Lines of data:
============================================================

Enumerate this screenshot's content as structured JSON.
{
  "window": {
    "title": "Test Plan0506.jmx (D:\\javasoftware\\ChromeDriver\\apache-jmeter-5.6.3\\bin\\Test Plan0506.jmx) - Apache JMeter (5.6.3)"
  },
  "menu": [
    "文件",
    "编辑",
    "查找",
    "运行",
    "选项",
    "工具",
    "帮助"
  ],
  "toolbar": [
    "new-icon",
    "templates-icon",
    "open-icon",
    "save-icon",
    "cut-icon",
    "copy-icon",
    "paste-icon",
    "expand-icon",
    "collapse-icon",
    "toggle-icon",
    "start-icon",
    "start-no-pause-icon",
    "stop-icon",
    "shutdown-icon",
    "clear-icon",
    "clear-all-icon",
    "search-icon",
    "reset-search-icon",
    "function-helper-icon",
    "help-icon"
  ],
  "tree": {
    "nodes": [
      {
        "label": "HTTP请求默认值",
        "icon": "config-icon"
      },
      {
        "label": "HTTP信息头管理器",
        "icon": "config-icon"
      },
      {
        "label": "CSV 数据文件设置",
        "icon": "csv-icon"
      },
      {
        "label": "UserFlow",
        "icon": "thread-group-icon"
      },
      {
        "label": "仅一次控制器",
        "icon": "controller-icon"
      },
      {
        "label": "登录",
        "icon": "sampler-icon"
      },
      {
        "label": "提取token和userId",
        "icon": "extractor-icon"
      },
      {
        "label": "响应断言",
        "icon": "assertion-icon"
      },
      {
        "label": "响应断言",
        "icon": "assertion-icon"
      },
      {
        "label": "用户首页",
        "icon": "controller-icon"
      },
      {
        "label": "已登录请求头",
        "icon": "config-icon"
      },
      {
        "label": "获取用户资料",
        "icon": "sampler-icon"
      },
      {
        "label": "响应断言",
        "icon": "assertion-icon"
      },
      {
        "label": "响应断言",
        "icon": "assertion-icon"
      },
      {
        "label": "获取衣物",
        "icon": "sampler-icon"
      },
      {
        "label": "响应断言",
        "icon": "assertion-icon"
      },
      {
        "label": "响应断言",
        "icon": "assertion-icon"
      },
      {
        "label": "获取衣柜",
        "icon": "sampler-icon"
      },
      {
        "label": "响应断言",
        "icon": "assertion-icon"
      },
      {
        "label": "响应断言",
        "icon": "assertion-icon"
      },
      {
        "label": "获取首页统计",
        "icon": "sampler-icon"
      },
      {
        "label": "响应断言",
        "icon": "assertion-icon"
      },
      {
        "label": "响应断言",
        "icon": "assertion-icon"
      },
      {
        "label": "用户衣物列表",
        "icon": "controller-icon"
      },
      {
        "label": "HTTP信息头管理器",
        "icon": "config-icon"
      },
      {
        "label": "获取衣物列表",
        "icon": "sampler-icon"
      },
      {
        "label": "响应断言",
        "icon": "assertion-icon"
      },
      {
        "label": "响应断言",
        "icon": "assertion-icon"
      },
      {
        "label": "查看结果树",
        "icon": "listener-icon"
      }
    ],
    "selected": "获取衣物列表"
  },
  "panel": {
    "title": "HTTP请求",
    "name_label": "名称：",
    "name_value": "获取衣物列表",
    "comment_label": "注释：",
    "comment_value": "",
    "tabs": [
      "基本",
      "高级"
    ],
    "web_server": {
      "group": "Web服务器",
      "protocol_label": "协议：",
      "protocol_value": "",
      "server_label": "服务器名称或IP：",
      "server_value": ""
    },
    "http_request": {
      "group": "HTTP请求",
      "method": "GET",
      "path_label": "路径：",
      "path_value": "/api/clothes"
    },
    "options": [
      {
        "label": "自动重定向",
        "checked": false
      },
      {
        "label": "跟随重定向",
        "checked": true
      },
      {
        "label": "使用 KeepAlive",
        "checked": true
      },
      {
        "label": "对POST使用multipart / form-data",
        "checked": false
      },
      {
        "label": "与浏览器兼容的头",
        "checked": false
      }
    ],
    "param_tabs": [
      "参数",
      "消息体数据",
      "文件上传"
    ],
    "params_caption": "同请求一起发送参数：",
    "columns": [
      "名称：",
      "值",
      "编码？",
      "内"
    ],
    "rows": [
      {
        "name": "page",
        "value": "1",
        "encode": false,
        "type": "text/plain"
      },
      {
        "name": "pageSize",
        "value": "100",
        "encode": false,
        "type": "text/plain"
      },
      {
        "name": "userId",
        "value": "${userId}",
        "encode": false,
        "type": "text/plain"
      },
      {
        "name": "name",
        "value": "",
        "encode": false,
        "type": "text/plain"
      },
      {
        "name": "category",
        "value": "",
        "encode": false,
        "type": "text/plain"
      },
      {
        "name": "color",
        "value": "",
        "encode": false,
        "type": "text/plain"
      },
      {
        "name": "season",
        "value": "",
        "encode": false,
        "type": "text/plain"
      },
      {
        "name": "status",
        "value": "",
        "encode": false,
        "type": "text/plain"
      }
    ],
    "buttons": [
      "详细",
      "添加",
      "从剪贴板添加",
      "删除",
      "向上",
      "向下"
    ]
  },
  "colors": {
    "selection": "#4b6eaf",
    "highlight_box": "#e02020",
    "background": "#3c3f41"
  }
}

============================================================

What is required:
Set down the entries verbatim, leaving none out.

The reply:
Enumerate this screenshot's content as structured JSON.
{
  "window": {
    "title": "Test Plan0506.jmx (D:\\javasoftware\\ChromeDriver\\apache-jmeter-5.6.3\\bin\\Test Plan0506.jmx) - Apache JMeter (5.6.3)"
  },
  "menu": [
    "文件",
    "编辑",
    "查找",
    "运行",
    "选项",
    "工具",
    "帮助"
  ],
  "toolbar": [
    "new-icon",
    "templates-icon",
    "open-icon",
    "save-icon",
    "cut-icon",
    "copy-icon",
    "paste-icon",
    "expand-icon",
    "collapse-icon",
    "toggle-icon",
    "start-icon",
    "start-no-pause-icon",
    "stop-icon",
    "shutdown-icon",
    "clear-icon",
    "clear-all-icon",
    "search-icon",
    "reset-search-icon",
    "function-helper-icon",
    "help-icon"
  ],
  "tree": {
    "nodes": [
      {
        "label": "HTTP请求默认值",
        "icon": "config-icon"
      },
      {
        "label": "HTTP信息头管理器",
        "icon": "config-icon"
      },
      {
        "label": "CSV 数据文件设置",
        "icon": "csv-icon"
      },
      {
        "label": "UserFlow",
        "icon": "thread-group-icon"
      },
      {
        "label": "仅一次控制器",
        "icon": "controller-icon"
      },
      {
        "label": "登录",
        "icon": "sampler-icon"
      },
      {
        "label": "提取token和userId",
        "icon": "extractor-icon"
      },
      {
        "label": "响应断言",
        "icon": "assertion-icon"
      },
      {
        "label": "响应断言",
        "icon": "assertion-icon"
      },
      {
        "label": "用户首页",
        "icon": "controller-icon"
      },
      {
        "label": "已登录请求头",
        "icon": "config-icon"
      },
      {
        "label": "获取用户资料",
        "icon": "sampler-icon"
      },
      {
        "label": "响应断言",
        "icon": "assertion-icon"
      },
      {
        "label": "响应断言",
        "icon": "assertion-icon"
      },
      {
        "label": "获取衣物",
        "icon": "sampler-icon"
      },
      {
        "label": "响应断言",
        "icon": "assertion-icon"
      },
      {
        "label": "响应断言",
        "icon": "assertion-icon"
      },
      {
        "label": "获取衣柜",
        "icon": "sampler-icon"
      },
      {
        "label": "响应断言",
        "icon": "assertion-icon"
      },
      {
        "label": "响应断言",
        "icon": "assertion-icon"
      },
      {
        "label": "获取首页统计",
        "icon": "sampler-icon"
      },
      {
        "label": "响应断言",
        "icon": "assertion-icon"
      },
      {
        "label": "响应断言",
        "icon": "assertion-icon"
      },
      {
        "label": "用户衣物列表",
        "icon": "controller-icon"
      },
      {
        "label": "HTTP信息头管理器",
        "icon": "config-icon"
      },
      {
        "label": "获取衣物列表",
        "icon": "sampler-icon"
      },
      {
        "label": "响应断言",
        "icon": "assertion-icon"
      },
      {
        "label": "响应断言",
        "icon": "assertion-icon"
      },
      {
        "label": "查看结果树",
        "icon": "listener-icon"
      }
    ],
    "selected": "获取衣物列表"
  },
  "panel": {
    "title": "HTTP请求",
    "name_label": "名称：",
    "name_value": "获取衣物列表",
    "comment_label": "注释：",
    "comment_value": "",
    "tabs": [
      "基本",
      "高级"
    ],
    "web_server": {
      "group": "Web服务器",
      "protocol_label": "协议：",
      "protocol_value": "",
      "server_label": "服务器名称或IP：",
      "server_value": ""
    },
    "http_request": {
      "group": "HTTP请求",
      "method": "GET",
      "path_label": "路径：",
      "path_value": "/api/clothes"
    },
    "options": [
      {
        "label": "自动重定向",
        "checked": false
      },
      {
        "label": "跟随重定向",
        "checked": true
      },
      {
        "label": "使用 KeepAlive",
        "checked": true
      },
      {
        "label": "对POST使用multipart / form-data",
        "checked": false
      },
      {
        "label": "与浏览器兼容的头",
        "checked": false
      }
    ],
    "param_tabs": [
      "参数",
      "消息体数据",
      "文件上传"
    ],
    "params_caption": "同请求一起发送参数：",
    "columns": [
      "名称：",
      "值",
      "编码？",
      "内"
    ],
    "rows": [
      {
        "name": "page",
        "value": "1",
        "encode": false,
        "type": "text/plain"
      },
      {
        "name": "pageSize",
        "value": "100",
        "encode": false,
        "type": "text/plain"
      },
      {
        "name": "userId",
        "value": "${userId}",
        "encode": false,
        "type": "text/plain"
      },
      {
        "name": "name",
        "value": "",
        "encode": false,
        "type": "text/plain"
      },
      {
        "name": "category",
        "value": "",
        "encode": false,
        "type": "text/plain"
      },
      {
        "name": "color",
        "value": "",
        "encode": false,
        "type": "text/plain"
      },
      {
        "name": "season",
        "value": "",
        "encode": false,
        "type": "text/plain"
      },
      {
        "name": "status",
        "value": "",
        "encode": false,
        "type": "text/plain"
      }
    ],
    "buttons": [
      "详细",
      "添加",
      "从剪贴板添加",
      "删除",
      "向上",
      "向下"
    ]
  },
  "colors": {
    "selection": "#4b6eaf",
    "highlight_box": "#e02020",
    "background": "#3c3f41"
  }
}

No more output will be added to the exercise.